* [WHAT NEEDS TO BE DONE]:
Would you return the complete listing below word for word?

* BEGIN DATA EXCERPTS *

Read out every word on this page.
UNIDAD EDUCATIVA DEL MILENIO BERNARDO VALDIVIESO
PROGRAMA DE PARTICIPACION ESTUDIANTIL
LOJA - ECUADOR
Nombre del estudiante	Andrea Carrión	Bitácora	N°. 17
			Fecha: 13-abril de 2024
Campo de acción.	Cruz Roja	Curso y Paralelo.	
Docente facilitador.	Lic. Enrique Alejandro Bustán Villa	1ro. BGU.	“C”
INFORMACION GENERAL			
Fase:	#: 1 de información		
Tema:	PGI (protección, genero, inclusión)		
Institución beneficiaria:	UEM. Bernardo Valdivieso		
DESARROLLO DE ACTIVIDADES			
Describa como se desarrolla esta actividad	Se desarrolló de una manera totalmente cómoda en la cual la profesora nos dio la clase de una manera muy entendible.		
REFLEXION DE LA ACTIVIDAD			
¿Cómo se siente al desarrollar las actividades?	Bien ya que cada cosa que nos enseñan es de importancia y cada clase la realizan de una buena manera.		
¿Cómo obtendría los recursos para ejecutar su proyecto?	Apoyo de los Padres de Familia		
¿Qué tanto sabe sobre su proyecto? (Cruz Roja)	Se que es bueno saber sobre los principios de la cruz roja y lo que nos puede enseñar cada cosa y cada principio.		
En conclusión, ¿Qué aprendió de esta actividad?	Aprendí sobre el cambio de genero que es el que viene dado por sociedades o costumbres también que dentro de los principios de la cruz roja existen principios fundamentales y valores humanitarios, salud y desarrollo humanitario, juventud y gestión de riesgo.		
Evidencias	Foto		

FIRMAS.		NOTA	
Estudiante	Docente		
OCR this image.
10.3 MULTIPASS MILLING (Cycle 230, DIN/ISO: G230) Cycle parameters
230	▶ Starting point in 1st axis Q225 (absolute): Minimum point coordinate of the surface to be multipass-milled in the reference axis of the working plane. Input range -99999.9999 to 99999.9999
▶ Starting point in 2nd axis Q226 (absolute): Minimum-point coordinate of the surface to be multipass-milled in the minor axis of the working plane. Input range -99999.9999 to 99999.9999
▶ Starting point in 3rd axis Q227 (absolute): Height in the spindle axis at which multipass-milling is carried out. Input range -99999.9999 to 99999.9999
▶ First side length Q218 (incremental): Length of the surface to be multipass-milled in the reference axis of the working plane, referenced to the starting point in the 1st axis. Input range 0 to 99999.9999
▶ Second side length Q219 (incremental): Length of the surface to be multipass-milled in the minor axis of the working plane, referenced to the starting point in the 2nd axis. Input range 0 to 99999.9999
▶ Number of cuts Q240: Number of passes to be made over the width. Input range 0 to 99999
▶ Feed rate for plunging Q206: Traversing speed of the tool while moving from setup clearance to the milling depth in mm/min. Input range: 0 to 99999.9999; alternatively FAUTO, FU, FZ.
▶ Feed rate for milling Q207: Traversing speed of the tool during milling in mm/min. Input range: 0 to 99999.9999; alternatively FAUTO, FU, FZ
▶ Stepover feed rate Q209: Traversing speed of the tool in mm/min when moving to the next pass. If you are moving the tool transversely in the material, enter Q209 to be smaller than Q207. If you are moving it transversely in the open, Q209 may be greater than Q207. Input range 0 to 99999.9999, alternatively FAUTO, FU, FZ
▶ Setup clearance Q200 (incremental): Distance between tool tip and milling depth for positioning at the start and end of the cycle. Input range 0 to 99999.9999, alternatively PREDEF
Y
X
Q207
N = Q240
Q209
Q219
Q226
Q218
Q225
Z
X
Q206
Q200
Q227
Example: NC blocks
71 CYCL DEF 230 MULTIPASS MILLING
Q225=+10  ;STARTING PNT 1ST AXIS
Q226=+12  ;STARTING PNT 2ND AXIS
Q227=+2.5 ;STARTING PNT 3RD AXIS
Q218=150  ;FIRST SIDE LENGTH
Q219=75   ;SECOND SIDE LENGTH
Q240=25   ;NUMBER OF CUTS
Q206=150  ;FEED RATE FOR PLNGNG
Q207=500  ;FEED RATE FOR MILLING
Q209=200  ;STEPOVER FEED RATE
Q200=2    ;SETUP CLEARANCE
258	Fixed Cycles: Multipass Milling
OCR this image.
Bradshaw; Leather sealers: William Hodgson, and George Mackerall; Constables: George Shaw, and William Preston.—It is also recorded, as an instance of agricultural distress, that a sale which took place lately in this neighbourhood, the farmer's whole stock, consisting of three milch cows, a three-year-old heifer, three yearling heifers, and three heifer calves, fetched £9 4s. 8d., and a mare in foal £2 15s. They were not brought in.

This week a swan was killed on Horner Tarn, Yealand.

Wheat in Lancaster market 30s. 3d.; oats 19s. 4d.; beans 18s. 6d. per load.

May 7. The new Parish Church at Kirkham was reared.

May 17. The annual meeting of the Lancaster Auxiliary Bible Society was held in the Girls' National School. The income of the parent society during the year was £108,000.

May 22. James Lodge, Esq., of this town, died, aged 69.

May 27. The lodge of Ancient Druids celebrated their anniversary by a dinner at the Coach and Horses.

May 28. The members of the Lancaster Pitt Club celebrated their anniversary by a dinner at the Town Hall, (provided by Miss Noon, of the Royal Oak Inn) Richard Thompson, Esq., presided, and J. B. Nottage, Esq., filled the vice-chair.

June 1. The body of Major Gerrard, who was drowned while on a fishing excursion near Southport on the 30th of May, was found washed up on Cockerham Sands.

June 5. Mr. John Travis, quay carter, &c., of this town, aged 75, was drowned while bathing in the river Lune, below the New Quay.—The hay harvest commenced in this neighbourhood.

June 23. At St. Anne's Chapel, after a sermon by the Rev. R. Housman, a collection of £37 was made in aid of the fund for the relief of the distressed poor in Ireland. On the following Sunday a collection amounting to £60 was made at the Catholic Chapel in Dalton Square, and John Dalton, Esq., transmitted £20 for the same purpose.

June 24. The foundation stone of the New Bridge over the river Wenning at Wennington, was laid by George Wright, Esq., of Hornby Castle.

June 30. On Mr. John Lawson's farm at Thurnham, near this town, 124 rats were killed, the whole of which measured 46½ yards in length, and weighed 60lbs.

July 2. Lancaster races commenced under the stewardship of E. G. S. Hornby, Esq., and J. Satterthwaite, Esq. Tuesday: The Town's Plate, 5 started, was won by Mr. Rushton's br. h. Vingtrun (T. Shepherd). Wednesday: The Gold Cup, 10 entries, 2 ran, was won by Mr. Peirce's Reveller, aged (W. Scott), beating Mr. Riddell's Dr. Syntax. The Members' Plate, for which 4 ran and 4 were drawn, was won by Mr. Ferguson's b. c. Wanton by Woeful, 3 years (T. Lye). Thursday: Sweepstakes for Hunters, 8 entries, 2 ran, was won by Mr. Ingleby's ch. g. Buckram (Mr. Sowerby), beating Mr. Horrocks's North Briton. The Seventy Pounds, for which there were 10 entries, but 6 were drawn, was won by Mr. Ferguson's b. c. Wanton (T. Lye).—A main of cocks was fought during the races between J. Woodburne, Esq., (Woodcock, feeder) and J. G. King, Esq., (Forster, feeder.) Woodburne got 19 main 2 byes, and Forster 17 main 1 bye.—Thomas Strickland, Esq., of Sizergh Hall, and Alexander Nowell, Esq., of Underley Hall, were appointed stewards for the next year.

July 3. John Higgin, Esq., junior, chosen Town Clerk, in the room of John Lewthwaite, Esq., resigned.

* END DATA EXCERPTS *

* [FINAL ANSWER]:
Read out every word on this page.
UNIDAD EDUCATIVA DEL MILENIO BERNARDO VALDIVIESO
PROGRAMA DE PARTICIPACION ESTUDIANTIL
LOJA - ECUADOR
Nombre del estudiante	Andrea Carrión	Bitácora	N°. 17
			Fecha: 13-abril de 2024
Campo de acción.	Cruz Roja	Curso y Paralelo.	
Docente facilitador.	Lic. Enrique Alejandro Bustán Villa	1ro. BGU.	“C”
INFORMACION GENERAL			
Fase:	#: 1 de información		
Tema:	PGI (protección, genero, inclusión)		
Institución beneficiaria:	UEM. Bernardo Valdivieso		
DESARROLLO DE ACTIVIDADES			
Describa como se desarrolla esta actividad	Se desarrolló de una manera totalmente cómoda en la cual la profesora nos dio la clase de una manera muy entendible.		
REFLEXION DE LA ACTIVIDAD			
¿Cómo se siente al desarrollar las actividades?	Bien ya que cada cosa que nos enseñan es de importancia y cada clase la realizan de una buena manera.		
¿Cómo obtendría los recursos para ejecutar su proyecto?	Apoyo de los Padres de Familia		
¿Qué tanto sabe sobre su proyecto? (Cruz Roja)	Se que es bueno saber sobre los principios de la cruz roja y lo que nos puede enseñar cada cosa y cada principio.		
En conclusión, ¿Qué aprendió de esta actividad?	Aprendí sobre el cambio de genero que es el que viene dado por sociedades o costumbres también que dentro de los principios de la cruz roja existen principios fundamentales y valores humanitarios, salud y desarrollo humanitario, juventud y gestión de riesgo.		
Evidencias	Foto		

FIRMAS.		NOTA	
Estudiante	Docente		
OCR this image.
10.3 MULTIPASS MILLING (Cycle 230, DIN/ISO: G230) Cycle parameters
230	▶ Starting point in 1st axis Q225 (absolute): Minimum point coordinate of the surface to be multipass-milled in the reference axis of the working plane. Input range -99999.9999 to 99999.9999
▶ Starting point in 2nd axis Q226 (absolute): Minimum-point coordinate of the surface to be multipass-milled in the minor axis of the working plane. Input range -99999.9999 to 99999.9999
▶ Starting point in 3rd axis Q227 (absolute): Height in the spindle axis at which multipass-milling is carried out. Input range -99999.9999 to 99999.9999
▶ First side length Q218 (incremental): Length of the surface to be multipass-milled in the reference axis of the working plane, referenced to the starting point in the 1st axis. Input range 0 to 99999.9999
▶ Second side length Q219 (incremental): Length of the surface to be multipass-milled in the minor axis of the working plane, referenced to the starting point in the 2nd axis. Input range 0 to 99999.9999
▶ Number of cuts Q240: Number of passes to be made over the width. Input range 0 to 99999
▶ Feed rate for plunging Q206: Traversing speed of the tool while moving from setup clearance to the milling depth in mm/min. Input range: 0 to 99999.9999; alternatively FAUTO, FU, FZ.
▶ Feed rate for milling Q207: Traversing speed of the tool during milling in mm/min. Input range: 0 to 99999.9999; alternatively FAUTO, FU, FZ
▶ Stepover feed rate Q209: Traversing speed of the tool in mm/min when moving to the next pass. If you are moving the tool transversely in the material, enter Q209 to be smaller than Q207. If you are moving it transversely in the open, Q209 may be greater than Q207. Input range 0 to 99999.9999, alternatively FAUTO, FU, FZ
▶ Setup clearance Q200 (incremental): Distance between tool tip and milling depth for positioning at the start and end of the cycle. Input range 0 to 99999.9999, alternatively PREDEF
Y
X
Q207
N = Q240
Q209
Q219
Q226
Q218
Q225
Z
X
Q206
Q200
Q227
Example: NC blocks
71 CYCL DEF 230 MULTIPASS MILLING
Q225=+10  ;STARTING PNT 1ST AXIS
Q226=+12  ;STARTING PNT 2ND AXIS
Q227=+2.5 ;STARTING PNT 3RD AXIS
Q218=150  ;FIRST SIDE LENGTH
Q219=75   ;SECOND SIDE LENGTH
Q240=25   ;NUMBER OF CUTS
Q206=150  ;FEED RATE FOR PLNGNG
Q207=500  ;FEED RATE FOR MILLING
Q209=200  ;STEPOVER FEED RATE
Q200=2    ;SETUP CLEARANCE
258	Fixed Cycles: Multipass Milling
OCR this image.
Bradshaw; Leather sealers: William Hodgson, and George Mackerall; Constables: George Shaw, and William Preston.—It is also recorded, as an instance of agricultural distress, that a sale which took place lately in this neighbourhood, the farmer's whole stock, consisting of three milch cows, a three-year-old heifer, three yearling heifers, and three heifer calves, fetched £9 4s. 8d., and a mare in foal £2 15s. They were not brought in.

This week a swan was killed on Horner Tarn, Yealand.

Wheat in Lancaster market 30s. 3d.; oats 19s. 4d.; beans 18s. 6d. per load.

May 7. The new Parish Church at Kirkham was reared.

May 17. The annual meeting of the Lancaster Auxiliary Bible Society was held in the Girls' National School. The income of the parent society during the year was £108,000.

May 22. James Lodge, Esq., of this town, died, aged 69.

May 27. The lodge of Ancient Druids celebrated their anniversary by a dinner at the Coach and Horses.

May 28. The members of the Lancaster Pitt Club celebrated their anniversary by a dinner at the Town Hall, (provided by Miss Noon, of the Royal Oak Inn) Richard Thompson, Esq., presided, and J. B. Nottage, Esq., filled the vice-chair.

June 1. The body of Major Gerrard, who was drowned while on a fishing excursion near Southport on the 30th of May, was found washed up on Cockerham Sands.

June 5. Mr. John Travis, quay carter, &c., of this town, aged 75, was drowned while bathing in the river Lune, below the New Quay.—The hay harvest commenced in this neighbourhood.

June 23. At St. Anne's Chapel, after a sermon by the Rev. R. Housman, a collection of £37 was made in aid of the fund for the relief of the distressed poor in Ireland. On the following Sunday a collection amounting to £60 was made at the Catholic Chapel in Dalton Square, and John Dalton, Esq., transmitted £20 for the same purpose.

June 24. The foundation stone of the New Bridge over the river Wenning at Wennington, was laid by George Wright, Esq., of Hornby Castle.

June 30. On Mr. John Lawson's farm at Thurnham, near this town, 124 rats were killed, the whole of which measured 46½ yards in length, and weighed 60lbs.

July 2. Lancaster races commenced under the stewardship of E. G. S. Hornby, Esq., and J. Satterthwaite, Esq. Tuesday: The Town's Plate, 5 started, was won by Mr. Rushton's br. h. Vingtrun (T. Shepherd). Wednesday: The Gold Cup, 10 entries, 2 ran, was won by Mr. Peirce's Reveller, aged (W. Scott), beating Mr. Riddell's Dr. Syntax. The Members' Plate, for which 4 ran and 4 were drawn, was won by Mr. Ferguson's b. c. Wanton by Woeful, 3 years (T. Lye). Thursday: Sweepstakes for Hunters, 8 entries, 2 ran, was won by Mr. Ingleby's ch. g. Buckram (Mr. Sowerby), beating Mr. Horrocks's North Briton. The Seventy Pounds, for which there were 10 entries, but 6 were drawn, was won by Mr. Ferguson's b. c. Wanton (T. Lye).—A main of cocks was fought during the races between J. Woodburne, Esq., (Woodcock, feeder) and J. G. King, Esq., (Forster, feeder.) Woodburne got 19 main 2 byes, and Forster 17 main 1 bye.—Thomas Strickland, Esq., of Sizergh Hall, and Alexander Nowell, Esq., of Underley Hall, were appointed stewards for the next year.

July 3. John Higgin, Esq., junior, chosen Town Clerk, in the room of John Lewthwaite, Esq., resigned.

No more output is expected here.